From the entries below, list each line with "Bezpieczeństwo".

##### Records shown

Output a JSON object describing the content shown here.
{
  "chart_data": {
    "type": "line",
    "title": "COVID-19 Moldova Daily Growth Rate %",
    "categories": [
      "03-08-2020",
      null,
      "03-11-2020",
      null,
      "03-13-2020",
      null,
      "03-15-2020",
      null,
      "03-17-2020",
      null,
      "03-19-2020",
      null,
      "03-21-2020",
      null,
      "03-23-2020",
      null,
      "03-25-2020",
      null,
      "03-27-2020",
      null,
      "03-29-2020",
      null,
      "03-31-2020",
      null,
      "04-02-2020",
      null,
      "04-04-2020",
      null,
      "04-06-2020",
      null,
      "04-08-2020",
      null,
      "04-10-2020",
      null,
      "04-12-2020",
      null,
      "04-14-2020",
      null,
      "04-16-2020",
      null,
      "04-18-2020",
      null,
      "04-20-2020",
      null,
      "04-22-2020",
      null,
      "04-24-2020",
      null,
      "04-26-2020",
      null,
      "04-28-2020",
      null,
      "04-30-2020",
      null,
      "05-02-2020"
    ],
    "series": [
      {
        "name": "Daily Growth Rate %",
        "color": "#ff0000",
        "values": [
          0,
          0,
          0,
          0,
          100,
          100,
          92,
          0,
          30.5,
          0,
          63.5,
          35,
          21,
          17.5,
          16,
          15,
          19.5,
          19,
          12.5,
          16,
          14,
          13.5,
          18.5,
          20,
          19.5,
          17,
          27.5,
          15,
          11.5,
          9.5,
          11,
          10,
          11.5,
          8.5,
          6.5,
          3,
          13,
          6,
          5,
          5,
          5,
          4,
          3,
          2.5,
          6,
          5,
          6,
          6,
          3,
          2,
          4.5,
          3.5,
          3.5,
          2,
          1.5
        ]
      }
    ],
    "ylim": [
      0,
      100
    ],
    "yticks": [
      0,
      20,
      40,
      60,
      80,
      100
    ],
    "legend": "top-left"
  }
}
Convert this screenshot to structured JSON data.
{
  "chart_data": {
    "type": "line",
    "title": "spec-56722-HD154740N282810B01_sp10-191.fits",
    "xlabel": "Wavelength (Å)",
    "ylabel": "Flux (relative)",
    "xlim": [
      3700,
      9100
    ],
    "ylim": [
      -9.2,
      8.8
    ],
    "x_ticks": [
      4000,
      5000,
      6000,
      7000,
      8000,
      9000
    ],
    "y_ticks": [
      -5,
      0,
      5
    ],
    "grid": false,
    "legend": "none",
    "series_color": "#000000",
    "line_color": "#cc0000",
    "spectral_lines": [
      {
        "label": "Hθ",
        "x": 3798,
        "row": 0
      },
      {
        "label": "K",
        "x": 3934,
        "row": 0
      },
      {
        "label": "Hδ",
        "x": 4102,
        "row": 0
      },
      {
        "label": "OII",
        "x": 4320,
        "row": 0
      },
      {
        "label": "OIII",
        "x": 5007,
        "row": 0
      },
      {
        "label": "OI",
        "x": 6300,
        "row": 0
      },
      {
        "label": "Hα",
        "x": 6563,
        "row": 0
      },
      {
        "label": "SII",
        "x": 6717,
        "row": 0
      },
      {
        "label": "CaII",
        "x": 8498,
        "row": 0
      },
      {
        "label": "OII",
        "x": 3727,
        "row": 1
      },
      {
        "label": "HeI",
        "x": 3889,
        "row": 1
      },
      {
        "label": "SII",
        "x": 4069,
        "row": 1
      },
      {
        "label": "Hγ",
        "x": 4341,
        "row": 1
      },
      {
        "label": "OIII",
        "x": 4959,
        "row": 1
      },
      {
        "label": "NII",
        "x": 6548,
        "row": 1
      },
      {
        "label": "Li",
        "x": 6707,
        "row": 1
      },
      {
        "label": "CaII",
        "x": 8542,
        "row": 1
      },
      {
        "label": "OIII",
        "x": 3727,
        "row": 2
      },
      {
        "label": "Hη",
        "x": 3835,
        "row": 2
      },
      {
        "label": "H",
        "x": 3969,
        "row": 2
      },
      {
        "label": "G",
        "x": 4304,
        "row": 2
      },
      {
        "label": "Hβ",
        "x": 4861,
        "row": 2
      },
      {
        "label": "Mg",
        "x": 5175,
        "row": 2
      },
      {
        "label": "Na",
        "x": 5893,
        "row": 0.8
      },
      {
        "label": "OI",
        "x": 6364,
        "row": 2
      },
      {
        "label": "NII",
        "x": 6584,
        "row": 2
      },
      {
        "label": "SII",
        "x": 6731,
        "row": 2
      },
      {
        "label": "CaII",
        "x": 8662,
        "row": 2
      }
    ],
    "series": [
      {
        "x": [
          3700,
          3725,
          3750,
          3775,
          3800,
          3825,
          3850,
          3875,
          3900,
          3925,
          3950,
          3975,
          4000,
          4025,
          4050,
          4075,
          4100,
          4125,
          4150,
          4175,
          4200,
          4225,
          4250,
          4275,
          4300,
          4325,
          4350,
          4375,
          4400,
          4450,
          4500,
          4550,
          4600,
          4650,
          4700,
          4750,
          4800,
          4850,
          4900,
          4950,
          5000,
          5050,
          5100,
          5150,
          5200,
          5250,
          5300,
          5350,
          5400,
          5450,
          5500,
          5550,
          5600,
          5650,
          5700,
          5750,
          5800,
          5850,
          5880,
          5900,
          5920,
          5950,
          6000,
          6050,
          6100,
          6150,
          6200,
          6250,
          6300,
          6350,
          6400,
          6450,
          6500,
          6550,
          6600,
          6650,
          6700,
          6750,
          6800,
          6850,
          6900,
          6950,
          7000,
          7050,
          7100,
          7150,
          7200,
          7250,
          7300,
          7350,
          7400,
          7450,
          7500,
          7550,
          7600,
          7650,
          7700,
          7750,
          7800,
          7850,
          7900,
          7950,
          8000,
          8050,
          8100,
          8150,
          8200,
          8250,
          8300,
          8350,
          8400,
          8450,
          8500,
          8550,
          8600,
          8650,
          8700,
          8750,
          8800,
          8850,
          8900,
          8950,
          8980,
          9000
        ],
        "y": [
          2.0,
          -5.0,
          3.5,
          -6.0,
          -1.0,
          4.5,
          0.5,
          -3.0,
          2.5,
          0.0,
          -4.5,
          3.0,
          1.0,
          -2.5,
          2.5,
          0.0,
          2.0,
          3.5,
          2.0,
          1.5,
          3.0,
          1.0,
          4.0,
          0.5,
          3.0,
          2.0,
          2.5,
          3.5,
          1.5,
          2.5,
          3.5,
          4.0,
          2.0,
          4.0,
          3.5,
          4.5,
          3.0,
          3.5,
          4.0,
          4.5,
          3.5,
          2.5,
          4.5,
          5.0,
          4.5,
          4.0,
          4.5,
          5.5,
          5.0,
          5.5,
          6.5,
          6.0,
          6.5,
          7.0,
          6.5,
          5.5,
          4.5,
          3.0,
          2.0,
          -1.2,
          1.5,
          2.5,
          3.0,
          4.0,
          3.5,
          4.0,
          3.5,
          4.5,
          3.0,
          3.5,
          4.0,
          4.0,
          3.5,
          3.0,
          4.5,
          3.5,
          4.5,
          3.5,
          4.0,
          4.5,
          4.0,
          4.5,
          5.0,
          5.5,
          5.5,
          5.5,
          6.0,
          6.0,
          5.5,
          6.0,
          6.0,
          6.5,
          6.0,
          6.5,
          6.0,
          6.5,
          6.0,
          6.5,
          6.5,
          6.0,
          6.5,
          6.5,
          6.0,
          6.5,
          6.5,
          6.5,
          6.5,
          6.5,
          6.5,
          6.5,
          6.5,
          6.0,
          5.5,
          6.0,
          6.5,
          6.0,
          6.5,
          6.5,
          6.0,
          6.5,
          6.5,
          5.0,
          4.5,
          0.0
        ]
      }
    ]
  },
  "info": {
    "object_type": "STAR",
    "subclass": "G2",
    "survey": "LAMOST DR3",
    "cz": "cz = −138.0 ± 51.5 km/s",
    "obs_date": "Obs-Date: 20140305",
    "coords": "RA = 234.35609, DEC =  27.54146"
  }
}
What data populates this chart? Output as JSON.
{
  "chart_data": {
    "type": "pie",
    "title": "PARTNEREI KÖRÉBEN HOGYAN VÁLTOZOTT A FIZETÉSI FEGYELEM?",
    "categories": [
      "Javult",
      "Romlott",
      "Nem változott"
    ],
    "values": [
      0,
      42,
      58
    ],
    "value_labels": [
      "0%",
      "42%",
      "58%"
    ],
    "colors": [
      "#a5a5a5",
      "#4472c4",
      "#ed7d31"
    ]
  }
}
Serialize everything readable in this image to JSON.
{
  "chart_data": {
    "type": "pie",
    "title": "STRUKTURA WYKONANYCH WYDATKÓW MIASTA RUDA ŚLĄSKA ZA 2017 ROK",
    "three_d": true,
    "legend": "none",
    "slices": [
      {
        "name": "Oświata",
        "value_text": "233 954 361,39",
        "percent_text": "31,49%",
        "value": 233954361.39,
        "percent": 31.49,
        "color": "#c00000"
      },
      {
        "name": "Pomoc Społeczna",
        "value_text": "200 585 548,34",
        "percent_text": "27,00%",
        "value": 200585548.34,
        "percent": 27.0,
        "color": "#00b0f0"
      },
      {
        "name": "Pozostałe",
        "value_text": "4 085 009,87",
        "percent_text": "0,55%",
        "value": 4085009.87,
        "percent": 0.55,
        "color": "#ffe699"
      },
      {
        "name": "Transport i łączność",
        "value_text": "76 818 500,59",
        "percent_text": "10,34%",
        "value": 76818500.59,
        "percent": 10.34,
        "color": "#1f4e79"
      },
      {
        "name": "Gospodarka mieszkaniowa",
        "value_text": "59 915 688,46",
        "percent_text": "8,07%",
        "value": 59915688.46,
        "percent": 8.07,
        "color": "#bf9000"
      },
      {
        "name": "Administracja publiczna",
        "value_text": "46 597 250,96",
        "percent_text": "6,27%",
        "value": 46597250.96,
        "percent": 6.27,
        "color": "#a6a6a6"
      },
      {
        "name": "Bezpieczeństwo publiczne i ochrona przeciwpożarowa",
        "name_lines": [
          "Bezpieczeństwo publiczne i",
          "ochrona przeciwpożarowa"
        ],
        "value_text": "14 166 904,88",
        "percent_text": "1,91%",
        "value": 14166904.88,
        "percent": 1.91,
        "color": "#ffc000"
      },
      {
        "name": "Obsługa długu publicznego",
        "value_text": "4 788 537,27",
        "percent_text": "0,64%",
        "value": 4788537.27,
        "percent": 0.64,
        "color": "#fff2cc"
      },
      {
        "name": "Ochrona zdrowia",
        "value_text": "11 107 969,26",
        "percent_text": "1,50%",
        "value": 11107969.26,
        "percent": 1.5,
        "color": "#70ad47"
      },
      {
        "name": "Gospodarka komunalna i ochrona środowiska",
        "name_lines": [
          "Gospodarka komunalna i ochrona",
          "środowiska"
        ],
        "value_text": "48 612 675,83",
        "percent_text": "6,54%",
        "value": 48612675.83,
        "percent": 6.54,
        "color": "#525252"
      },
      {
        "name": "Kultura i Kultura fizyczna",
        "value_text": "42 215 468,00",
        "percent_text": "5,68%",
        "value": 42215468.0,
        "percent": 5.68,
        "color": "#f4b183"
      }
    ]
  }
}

##########

▶ [Output below]
        "name": "Bezpieczeństwo publiczne i ochrona przeciwpożarowa",
          "Bezpieczeństwo publiczne i",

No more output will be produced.